> [Required work]:
Omit every picture and output the rest of the records exactly as they are.

[Records contained in a dataset]
>>>
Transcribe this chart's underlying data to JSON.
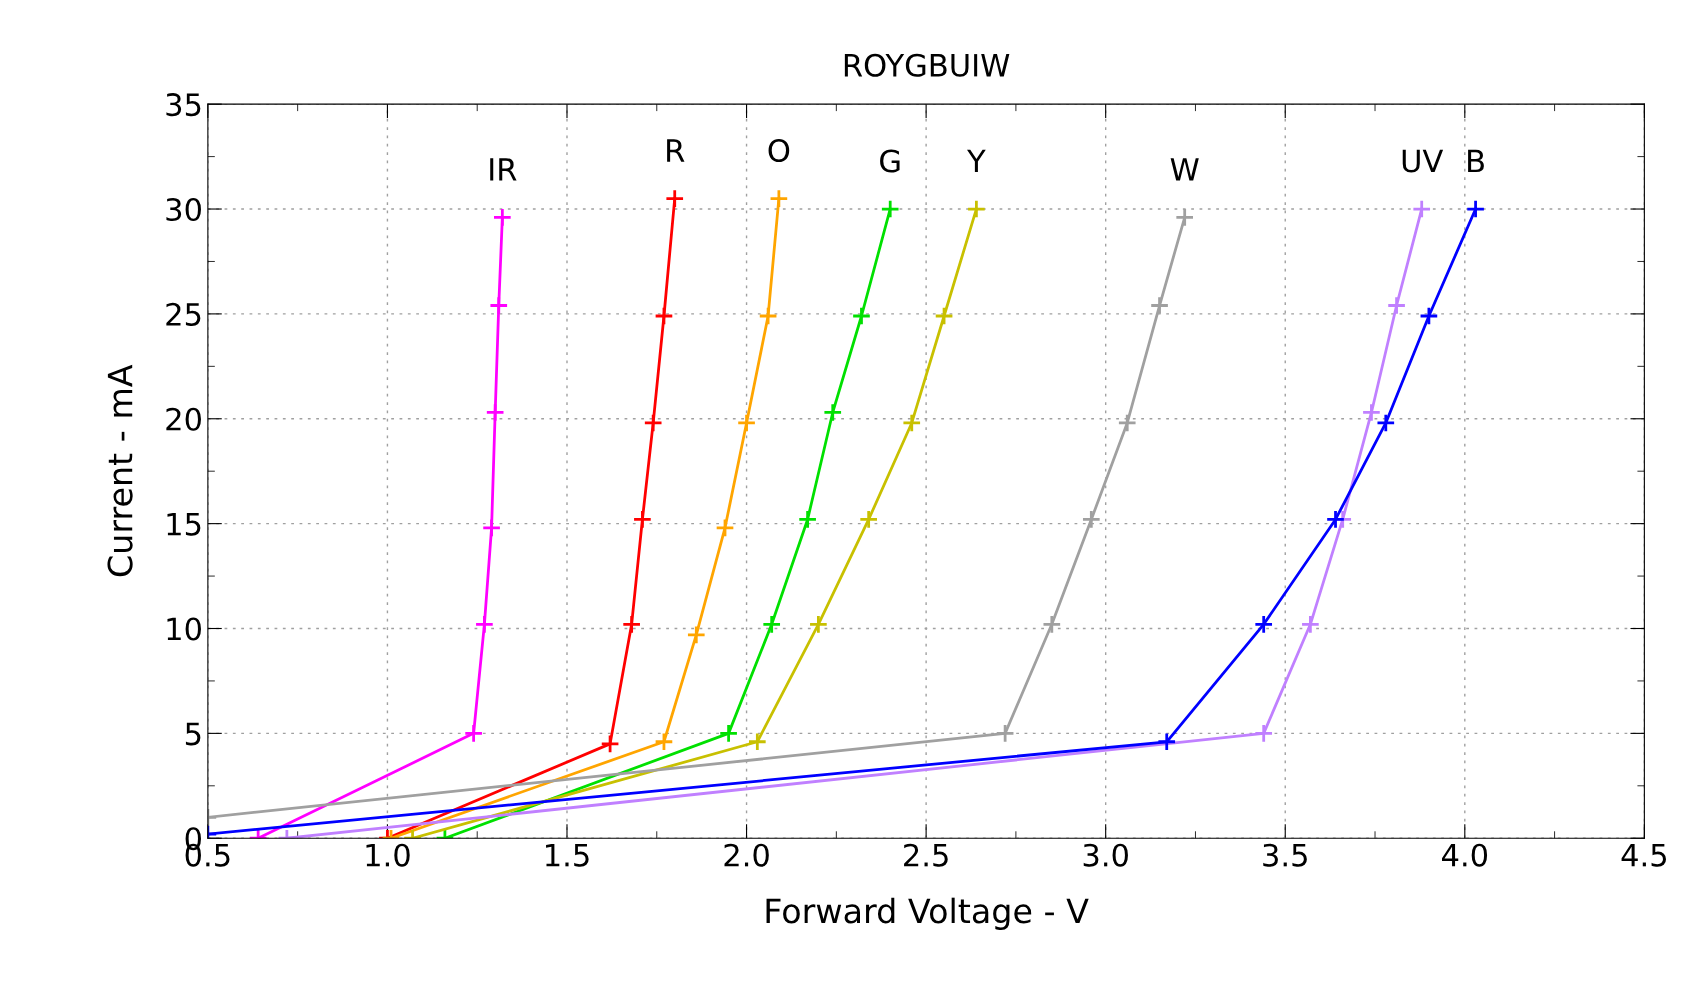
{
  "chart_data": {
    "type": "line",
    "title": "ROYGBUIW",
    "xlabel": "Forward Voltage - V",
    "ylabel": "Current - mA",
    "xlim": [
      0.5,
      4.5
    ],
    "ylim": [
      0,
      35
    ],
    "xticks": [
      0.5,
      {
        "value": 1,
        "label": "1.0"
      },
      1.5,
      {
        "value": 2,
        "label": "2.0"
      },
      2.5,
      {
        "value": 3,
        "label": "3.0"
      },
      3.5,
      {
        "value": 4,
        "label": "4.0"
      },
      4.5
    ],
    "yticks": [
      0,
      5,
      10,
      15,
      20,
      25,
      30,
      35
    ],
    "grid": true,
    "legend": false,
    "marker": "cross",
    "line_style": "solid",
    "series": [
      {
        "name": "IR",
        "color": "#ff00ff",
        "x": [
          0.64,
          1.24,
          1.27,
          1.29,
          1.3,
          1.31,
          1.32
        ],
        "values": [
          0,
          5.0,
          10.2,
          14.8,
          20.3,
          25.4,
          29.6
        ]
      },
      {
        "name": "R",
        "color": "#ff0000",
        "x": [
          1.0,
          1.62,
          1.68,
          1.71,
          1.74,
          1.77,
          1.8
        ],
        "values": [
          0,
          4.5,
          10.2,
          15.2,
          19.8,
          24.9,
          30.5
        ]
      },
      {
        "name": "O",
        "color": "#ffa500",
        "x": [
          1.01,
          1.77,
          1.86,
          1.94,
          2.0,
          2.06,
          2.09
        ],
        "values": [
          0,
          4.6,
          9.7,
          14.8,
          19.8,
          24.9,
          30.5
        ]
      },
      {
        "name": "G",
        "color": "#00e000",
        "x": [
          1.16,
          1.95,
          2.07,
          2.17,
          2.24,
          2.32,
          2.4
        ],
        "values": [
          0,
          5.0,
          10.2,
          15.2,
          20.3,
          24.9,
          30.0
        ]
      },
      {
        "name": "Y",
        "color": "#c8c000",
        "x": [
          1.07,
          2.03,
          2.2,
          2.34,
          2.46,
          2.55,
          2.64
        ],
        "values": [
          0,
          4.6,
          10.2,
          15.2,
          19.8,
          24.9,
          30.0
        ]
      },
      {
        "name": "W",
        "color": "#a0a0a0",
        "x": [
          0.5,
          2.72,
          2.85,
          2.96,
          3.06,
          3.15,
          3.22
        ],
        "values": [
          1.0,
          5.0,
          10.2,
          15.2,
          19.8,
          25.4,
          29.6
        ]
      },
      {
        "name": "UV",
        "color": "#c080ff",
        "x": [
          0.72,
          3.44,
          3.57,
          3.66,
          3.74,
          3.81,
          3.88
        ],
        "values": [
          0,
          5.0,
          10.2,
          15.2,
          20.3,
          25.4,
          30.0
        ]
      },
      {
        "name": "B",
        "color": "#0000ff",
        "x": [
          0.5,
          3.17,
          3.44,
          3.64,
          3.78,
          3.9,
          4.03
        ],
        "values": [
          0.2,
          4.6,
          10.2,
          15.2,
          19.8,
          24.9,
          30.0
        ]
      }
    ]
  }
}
<<<
> [Solution to the problem]:
Transcribe this chart's underlying data to JSON.
{
  "chart_data": {
    "type": "line",
    "title": "ROYGBUIW",
    "xlabel": "Forward Voltage - V",
    "ylabel": "Current - mA",
    "xlim": [
      0.5,
      4.5
    ],
    "ylim": [
      0,
      35
    ],
    "xticks": [
      0.5,
      {
        "value": 1,
        "label": "1.0"
      },
      1.5,
      {
        "value": 2,
        "label": "2.0"
      },
      2.5,
      {
        "value": 3,
        "label": "3.0"
      },
      3.5,
      {
        "value": 4,
        "label": "4.0"
      },
      4.5
    ],
    "yticks": [
      0,
      5,
      10,
      15,
      20,
      25,
      30,
      35
    ],
    "grid": true,
    "legend": false,
    "marker": "cross",
    "line_style": "solid",
    "series": [
      {
        "name": "IR",
        "color": "#ff00ff",
        "x": [
          0.64,
          1.24,
          1.27,
          1.29,
          1.3,
          1.31,
          1.32
        ],
        "values": [
          0,
          5.0,
          10.2,
          14.8,
          20.3,
          25.4,
          29.6
        ]
      },
      {
        "name": "R",
        "color": "#ff0000",
        "x": [
          1.0,
          1.62,
          1.68,
          1.71,
          1.74,
          1.77,
          1.8
        ],
        "values": [
          0,
          4.5,
          10.2,
          15.2,
          19.8,
          24.9,
          30.5
        ]
      },
      {
        "name": "O",
        "color": "#ffa500",
        "x": [
          1.01,
          1.77,
          1.86,
          1.94,
          2.0,
          2.06,
          2.09
        ],
        "values": [
          0,
          4.6,
          9.7,
          14.8,
          19.8,
          24.9,
          30.5
        ]
      },
      {
        "name": "G",
        "color": "#00e000",
        "x": [
          1.16,
          1.95,
          2.07,
          2.17,
          2.24,
          2.32,
          2.4
        ],
        "values": [
          0,
          5.0,
          10.2,
          15.2,
          20.3,
          24.9,
          30.0
        ]
      },
      {
        "name": "Y",
        "color": "#c8c000",
        "x": [
          1.07,
          2.03,
          2.2,
          2.34,
          2.46,
          2.55,
          2.64
        ],
        "values": [
          0,
          4.6,
          10.2,
          15.2,
          19.8,
          24.9,
          30.0
        ]
      },
      {
        "name": "W",
        "color": "#a0a0a0",
        "x": [
          0.5,
          2.72,
          2.85,
          2.96,
          3.06,
          3.15,
          3.22
        ],
        "values": [
          1.0,
          5.0,
          10.2,
          15.2,
          19.8,
          25.4,
          29.6
        ]
      },
      {
        "name": "UV",
        "color": "#c080ff",
        "x": [
          0.72,
          3.44,
          3.57,
          3.66,
          3.74,
          3.81,
          3.88
        ],
        "values": [
          0,
          5.0,
          10.2,
          15.2,
          20.3,
          25.4,
          30.0
        ]
      },
      {
        "name": "B",
        "color": "#0000ff",
        "x": [
          0.5,
          3.17,
          3.44,
          3.64,
          3.78,
          3.9,
          4.03
        ],
        "values": [
          0.2,
          4.6,
          10.2,
          15.2,
          19.8,
          24.9,
          30.0
        ]
      }
    ]
  }
}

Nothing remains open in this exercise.